* TASK REQUIREMENTS
Please output the records below in full, exactly as given, but without the images.

* THE RECORDS

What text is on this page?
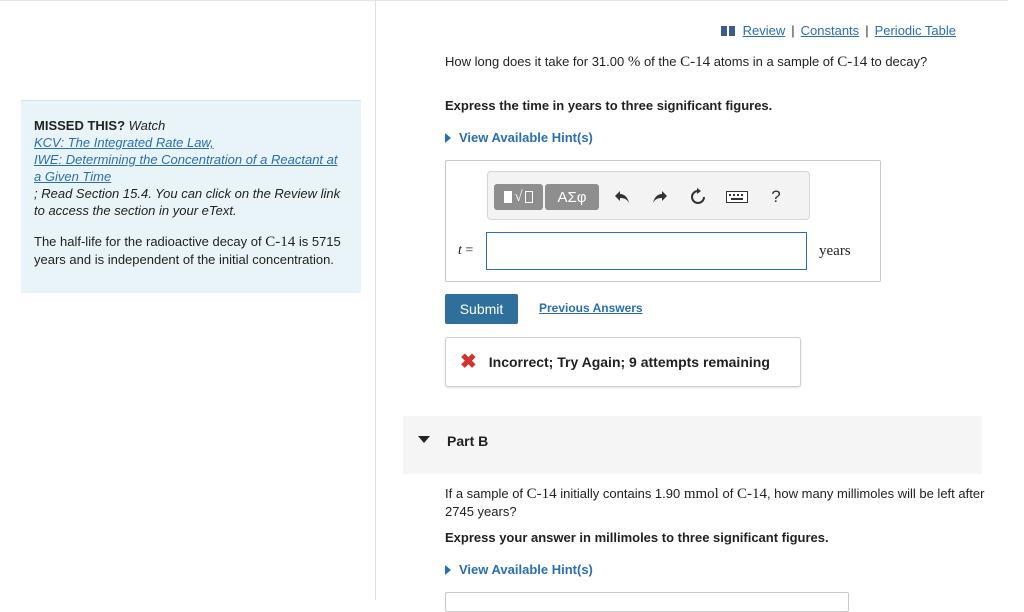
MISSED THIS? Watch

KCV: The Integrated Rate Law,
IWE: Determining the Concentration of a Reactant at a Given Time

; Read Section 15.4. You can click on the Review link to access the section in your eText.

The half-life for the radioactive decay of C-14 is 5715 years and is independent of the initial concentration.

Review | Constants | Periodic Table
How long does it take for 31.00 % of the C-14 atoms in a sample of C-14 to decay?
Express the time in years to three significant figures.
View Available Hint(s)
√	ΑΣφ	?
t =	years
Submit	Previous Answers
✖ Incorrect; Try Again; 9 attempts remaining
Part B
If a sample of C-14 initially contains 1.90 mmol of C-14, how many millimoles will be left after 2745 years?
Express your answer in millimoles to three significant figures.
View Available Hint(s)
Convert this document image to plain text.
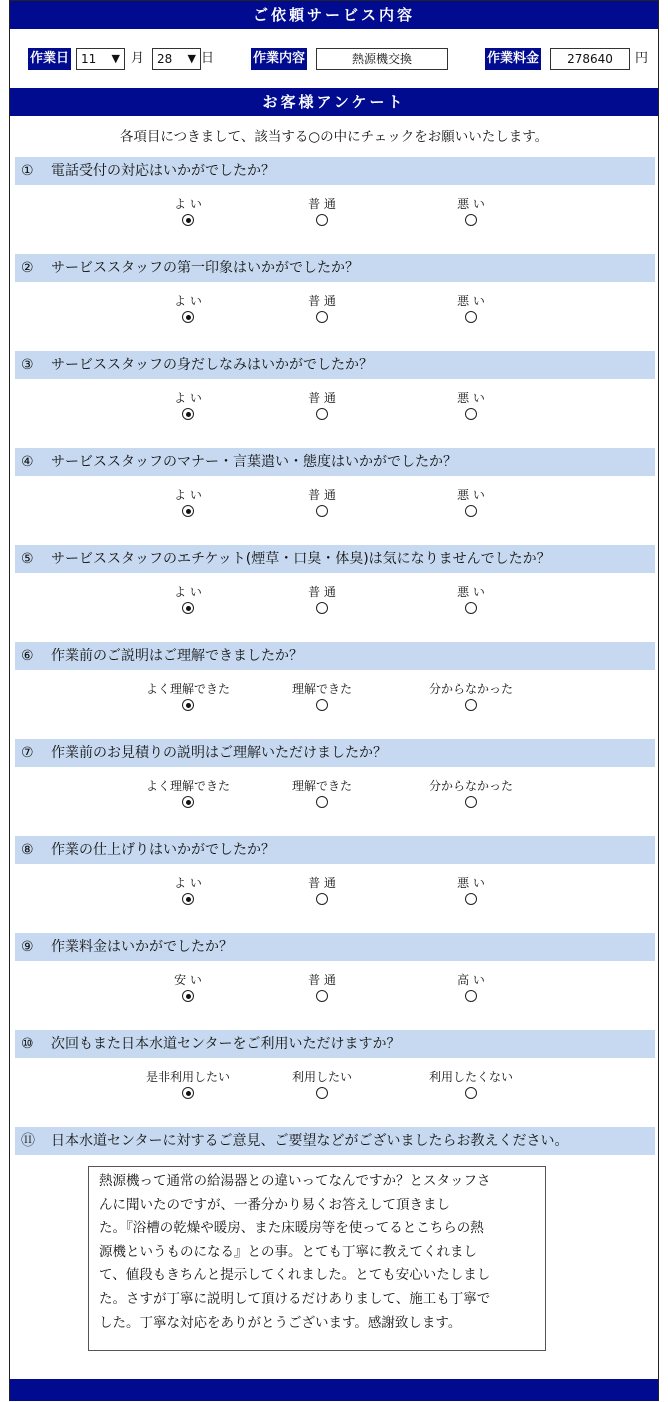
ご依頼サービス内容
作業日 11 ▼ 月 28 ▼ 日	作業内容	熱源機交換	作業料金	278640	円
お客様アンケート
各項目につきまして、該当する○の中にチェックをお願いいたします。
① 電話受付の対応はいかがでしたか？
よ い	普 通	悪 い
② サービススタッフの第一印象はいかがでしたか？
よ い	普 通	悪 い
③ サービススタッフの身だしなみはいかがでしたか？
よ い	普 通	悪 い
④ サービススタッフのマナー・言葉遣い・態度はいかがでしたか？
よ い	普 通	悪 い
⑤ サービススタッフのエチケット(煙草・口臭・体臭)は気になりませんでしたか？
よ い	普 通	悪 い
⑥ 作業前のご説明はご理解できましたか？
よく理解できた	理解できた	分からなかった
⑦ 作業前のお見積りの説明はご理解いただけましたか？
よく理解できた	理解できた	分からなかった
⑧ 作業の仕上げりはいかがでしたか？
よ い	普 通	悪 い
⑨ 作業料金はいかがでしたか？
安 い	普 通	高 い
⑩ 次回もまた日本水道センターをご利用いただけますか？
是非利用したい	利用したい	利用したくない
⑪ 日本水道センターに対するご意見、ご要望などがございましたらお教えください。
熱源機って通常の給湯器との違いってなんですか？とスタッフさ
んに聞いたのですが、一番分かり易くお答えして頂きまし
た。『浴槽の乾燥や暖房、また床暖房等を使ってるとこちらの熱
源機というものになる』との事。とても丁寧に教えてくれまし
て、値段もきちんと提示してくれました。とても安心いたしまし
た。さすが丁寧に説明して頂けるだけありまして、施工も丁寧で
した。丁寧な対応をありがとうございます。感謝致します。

* EXPECTED OUTPUT
What text is on this page?
MISSED THIS? Watch

KCV: The Integrated Rate Law,
IWE: Determining the Concentration of a Reactant at a Given Time

; Read Section 15.4. You can click on the Review link to access the section in your eText.

The half-life for the radioactive decay of C-14 is 5715 years and is independent of the initial concentration.

Review | Constants | Periodic Table
How long does it take for 31.00 % of the C-14 atoms in a sample of C-14 to decay?
Express the time in years to three significant figures.
View Available Hint(s)
√	ΑΣφ	?
t =	years
Submit	Previous Answers
✖ Incorrect; Try Again; 9 attempts remaining
Part B
If a sample of C-14 initially contains 1.90 mmol of C-14, how many millimoles will be left after 2745 years?
Express your answer in millimoles to three significant figures.
View Available Hint(s)
Convert this document image to plain text.
ご依頼サービス内容
作業日 11 ▼ 月 28 ▼ 日	作業内容	熱源機交換	作業料金	278640	円
お客様アンケート
各項目につきまして、該当する○の中にチェックをお願いいたします。
① 電話受付の対応はいかがでしたか？
よ い	普 通	悪 い
② サービススタッフの第一印象はいかがでしたか？
よ い	普 通	悪 い
③ サービススタッフの身だしなみはいかがでしたか？
よ い	普 通	悪 い
④ サービススタッフのマナー・言葉遣い・態度はいかがでしたか？
よ い	普 通	悪 い
⑤ サービススタッフのエチケット(煙草・口臭・体臭)は気になりませんでしたか？
よ い	普 通	悪 い
⑥ 作業前のご説明はご理解できましたか？
よく理解できた	理解できた	分からなかった
⑦ 作業前のお見積りの説明はご理解いただけましたか？
よく理解できた	理解できた	分からなかった
⑧ 作業の仕上げりはいかがでしたか？
よ い	普 通	悪 い
⑨ 作業料金はいかがでしたか？
安 い	普 通	高 い
⑩ 次回もまた日本水道センターをご利用いただけますか？
是非利用したい	利用したい	利用したくない
⑪ 日本水道センターに対するご意見、ご要望などがございましたらお教えください。
熱源機って通常の給湯器との違いってなんですか？とスタッフさ
んに聞いたのですが、一番分かり易くお答えして頂きまし
た。『浴槽の乾燥や暖房、また床暖房等を使ってるとこちらの熱
源機というものになる』との事。とても丁寧に教えてくれまし
て、値段もきちんと提示してくれました。とても安心いたしまし
た。さすが丁寧に説明して頂けるだけありまして、施工も丁寧で
した。丁寧な対応をありがとうございます。感謝致します。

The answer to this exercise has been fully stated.